— Start Record excerpts —

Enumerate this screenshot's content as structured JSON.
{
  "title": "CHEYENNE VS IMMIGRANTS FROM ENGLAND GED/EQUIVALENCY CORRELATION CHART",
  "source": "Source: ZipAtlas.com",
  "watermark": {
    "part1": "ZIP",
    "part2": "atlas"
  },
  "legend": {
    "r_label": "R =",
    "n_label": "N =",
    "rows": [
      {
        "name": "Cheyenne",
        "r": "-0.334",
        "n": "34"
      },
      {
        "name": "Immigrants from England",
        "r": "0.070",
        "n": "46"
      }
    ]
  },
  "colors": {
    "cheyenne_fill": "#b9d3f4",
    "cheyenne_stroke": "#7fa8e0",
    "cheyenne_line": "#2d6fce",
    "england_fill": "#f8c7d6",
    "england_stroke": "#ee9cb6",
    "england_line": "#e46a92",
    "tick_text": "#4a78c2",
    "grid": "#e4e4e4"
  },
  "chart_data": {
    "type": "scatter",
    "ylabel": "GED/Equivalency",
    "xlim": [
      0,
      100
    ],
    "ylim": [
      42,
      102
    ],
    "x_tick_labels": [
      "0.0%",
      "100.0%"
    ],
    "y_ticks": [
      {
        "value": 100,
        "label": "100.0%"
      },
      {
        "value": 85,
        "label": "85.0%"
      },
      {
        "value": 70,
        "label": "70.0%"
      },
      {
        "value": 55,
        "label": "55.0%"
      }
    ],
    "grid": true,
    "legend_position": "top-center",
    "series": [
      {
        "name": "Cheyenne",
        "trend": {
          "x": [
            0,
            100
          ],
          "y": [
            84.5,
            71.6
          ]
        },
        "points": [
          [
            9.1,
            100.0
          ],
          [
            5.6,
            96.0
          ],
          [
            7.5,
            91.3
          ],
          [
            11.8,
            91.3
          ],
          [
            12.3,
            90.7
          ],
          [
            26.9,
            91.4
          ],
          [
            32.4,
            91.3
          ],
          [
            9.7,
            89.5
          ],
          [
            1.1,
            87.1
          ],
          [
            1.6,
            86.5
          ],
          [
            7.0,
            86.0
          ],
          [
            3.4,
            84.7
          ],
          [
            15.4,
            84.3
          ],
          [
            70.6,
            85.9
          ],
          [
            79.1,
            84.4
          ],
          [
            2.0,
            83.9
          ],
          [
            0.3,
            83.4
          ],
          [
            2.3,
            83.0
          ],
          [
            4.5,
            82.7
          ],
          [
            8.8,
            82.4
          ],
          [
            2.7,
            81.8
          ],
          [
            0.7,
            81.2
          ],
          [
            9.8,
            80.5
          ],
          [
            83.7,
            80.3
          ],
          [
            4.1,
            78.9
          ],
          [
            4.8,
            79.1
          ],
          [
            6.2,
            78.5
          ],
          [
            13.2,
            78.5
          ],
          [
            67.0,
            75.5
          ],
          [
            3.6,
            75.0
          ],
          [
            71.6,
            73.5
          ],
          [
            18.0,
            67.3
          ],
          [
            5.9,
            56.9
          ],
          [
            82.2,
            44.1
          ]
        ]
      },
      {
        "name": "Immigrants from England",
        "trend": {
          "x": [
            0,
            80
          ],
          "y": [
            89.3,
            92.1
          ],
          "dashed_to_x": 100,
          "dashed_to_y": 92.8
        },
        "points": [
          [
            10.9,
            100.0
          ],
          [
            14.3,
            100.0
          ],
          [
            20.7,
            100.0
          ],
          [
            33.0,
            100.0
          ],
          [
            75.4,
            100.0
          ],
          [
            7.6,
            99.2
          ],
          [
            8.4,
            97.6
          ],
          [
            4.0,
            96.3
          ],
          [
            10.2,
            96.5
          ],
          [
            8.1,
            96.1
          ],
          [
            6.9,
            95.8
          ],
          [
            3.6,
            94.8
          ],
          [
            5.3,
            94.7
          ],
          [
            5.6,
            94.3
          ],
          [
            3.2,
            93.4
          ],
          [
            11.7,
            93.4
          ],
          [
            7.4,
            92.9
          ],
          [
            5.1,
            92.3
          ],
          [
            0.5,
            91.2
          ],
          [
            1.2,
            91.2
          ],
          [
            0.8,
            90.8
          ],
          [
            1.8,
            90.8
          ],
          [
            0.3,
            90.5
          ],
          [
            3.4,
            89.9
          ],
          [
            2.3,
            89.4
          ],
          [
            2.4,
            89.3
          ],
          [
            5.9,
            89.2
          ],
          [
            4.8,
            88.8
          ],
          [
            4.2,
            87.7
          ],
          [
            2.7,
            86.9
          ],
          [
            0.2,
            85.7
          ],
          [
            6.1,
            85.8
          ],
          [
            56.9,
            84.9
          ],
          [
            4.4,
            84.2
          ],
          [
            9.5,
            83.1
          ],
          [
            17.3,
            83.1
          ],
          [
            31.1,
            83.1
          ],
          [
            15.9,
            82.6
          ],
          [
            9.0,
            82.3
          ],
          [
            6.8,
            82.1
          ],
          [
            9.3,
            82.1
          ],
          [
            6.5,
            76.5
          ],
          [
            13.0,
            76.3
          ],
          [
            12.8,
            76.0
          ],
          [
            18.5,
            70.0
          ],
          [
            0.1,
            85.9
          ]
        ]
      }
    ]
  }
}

— End Record excerpts —

— Task to carry out —
Each entry above is to be printed again exactly.

— Finished task —
Enumerate this screenshot's content as structured JSON.
{
  "title": "CHEYENNE VS IMMIGRANTS FROM ENGLAND GED/EQUIVALENCY CORRELATION CHART",
  "source": "Source: ZipAtlas.com",
  "watermark": {
    "part1": "ZIP",
    "part2": "atlas"
  },
  "legend": {
    "r_label": "R =",
    "n_label": "N =",
    "rows": [
      {
        "name": "Cheyenne",
        "r": "-0.334",
        "n": "34"
      },
      {
        "name": "Immigrants from England",
        "r": "0.070",
        "n": "46"
      }
    ]
  },
  "colors": {
    "cheyenne_fill": "#b9d3f4",
    "cheyenne_stroke": "#7fa8e0",
    "cheyenne_line": "#2d6fce",
    "england_fill": "#f8c7d6",
    "england_stroke": "#ee9cb6",
    "england_line": "#e46a92",
    "tick_text": "#4a78c2",
    "grid": "#e4e4e4"
  },
  "chart_data": {
    "type": "scatter",
    "ylabel": "GED/Equivalency",
    "xlim": [
      0,
      100
    ],
    "ylim": [
      42,
      102
    ],
    "x_tick_labels": [
      "0.0%",
      "100.0%"
    ],
    "y_ticks": [
      {
        "value": 100,
        "label": "100.0%"
      },
      {
        "value": 85,
        "label": "85.0%"
      },
      {
        "value": 70,
        "label": "70.0%"
      },
      {
        "value": 55,
        "label": "55.0%"
      }
    ],
    "grid": true,
    "legend_position": "top-center",
    "series": [
      {
        "name": "Cheyenne",
        "trend": {
          "x": [
            0,
            100
          ],
          "y": [
            84.5,
            71.6
          ]
        },
        "points": [
          [
            9.1,
            100.0
          ],
          [
            5.6,
            96.0
          ],
          [
            7.5,
            91.3
          ],
          [
            11.8,
            91.3
          ],
          [
            12.3,
            90.7
          ],
          [
            26.9,
            91.4
          ],
          [
            32.4,
            91.3
          ],
          [
            9.7,
            89.5
          ],
          [
            1.1,
            87.1
          ],
          [
            1.6,
            86.5
          ],
          [
            7.0,
            86.0
          ],
          [
            3.4,
            84.7
          ],
          [
            15.4,
            84.3
          ],
          [
            70.6,
            85.9
          ],
          [
            79.1,
            84.4
          ],
          [
            2.0,
            83.9
          ],
          [
            0.3,
            83.4
          ],
          [
            2.3,
            83.0
          ],
          [
            4.5,
            82.7
          ],
          [
            8.8,
            82.4
          ],
          [
            2.7,
            81.8
          ],
          [
            0.7,
            81.2
          ],
          [
            9.8,
            80.5
          ],
          [
            83.7,
            80.3
          ],
          [
            4.1,
            78.9
          ],
          [
            4.8,
            79.1
          ],
          [
            6.2,
            78.5
          ],
          [
            13.2,
            78.5
          ],
          [
            67.0,
            75.5
          ],
          [
            3.6,
            75.0
          ],
          [
            71.6,
            73.5
          ],
          [
            18.0,
            67.3
          ],
          [
            5.9,
            56.9
          ],
          [
            82.2,
            44.1
          ]
        ]
      },
      {
        "name": "Immigrants from England",
        "trend": {
          "x": [
            0,
            80
          ],
          "y": [
            89.3,
            92.1
          ],
          "dashed_to_x": 100,
          "dashed_to_y": 92.8
        },
        "points": [
          [
            10.9,
            100.0
          ],
          [
            14.3,
            100.0
          ],
          [
            20.7,
            100.0
          ],
          [
            33.0,
            100.0
          ],
          [
            75.4,
            100.0
          ],
          [
            7.6,
            99.2
          ],
          [
            8.4,
            97.6
          ],
          [
            4.0,
            96.3
          ],
          [
            10.2,
            96.5
          ],
          [
            8.1,
            96.1
          ],
          [
            6.9,
            95.8
          ],
          [
            3.6,
            94.8
          ],
          [
            5.3,
            94.7
          ],
          [
            5.6,
            94.3
          ],
          [
            3.2,
            93.4
          ],
          [
            11.7,
            93.4
          ],
          [
            7.4,
            92.9
          ],
          [
            5.1,
            92.3
          ],
          [
            0.5,
            91.2
          ],
          [
            1.2,
            91.2
          ],
          [
            0.8,
            90.8
          ],
          [
            1.8,
            90.8
          ],
          [
            0.3,
            90.5
          ],
          [
            3.4,
            89.9
          ],
          [
            2.3,
            89.4
          ],
          [
            2.4,
            89.3
          ],
          [
            5.9,
            89.2
          ],
          [
            4.8,
            88.8
          ],
          [
            4.2,
            87.7
          ],
          [
            2.7,
            86.9
          ],
          [
            0.2,
            85.7
          ],
          [
            6.1,
            85.8
          ],
          [
            56.9,
            84.9
          ],
          [
            4.4,
            84.2
          ],
          [
            9.5,
            83.1
          ],
          [
            17.3,
            83.1
          ],
          [
            31.1,
            83.1
          ],
          [
            15.9,
            82.6
          ],
          [
            9.0,
            82.3
          ],
          [
            6.8,
            82.1
          ],
          [
            9.3,
            82.1
          ],
          [
            6.5,
            76.5
          ],
          [
            13.0,
            76.3
          ],
          [
            12.8,
            76.0
          ],
          [
            18.5,
            70.0
          ],
          [
            0.1,
            85.9
          ]
        ]
      }
    ]
  }
}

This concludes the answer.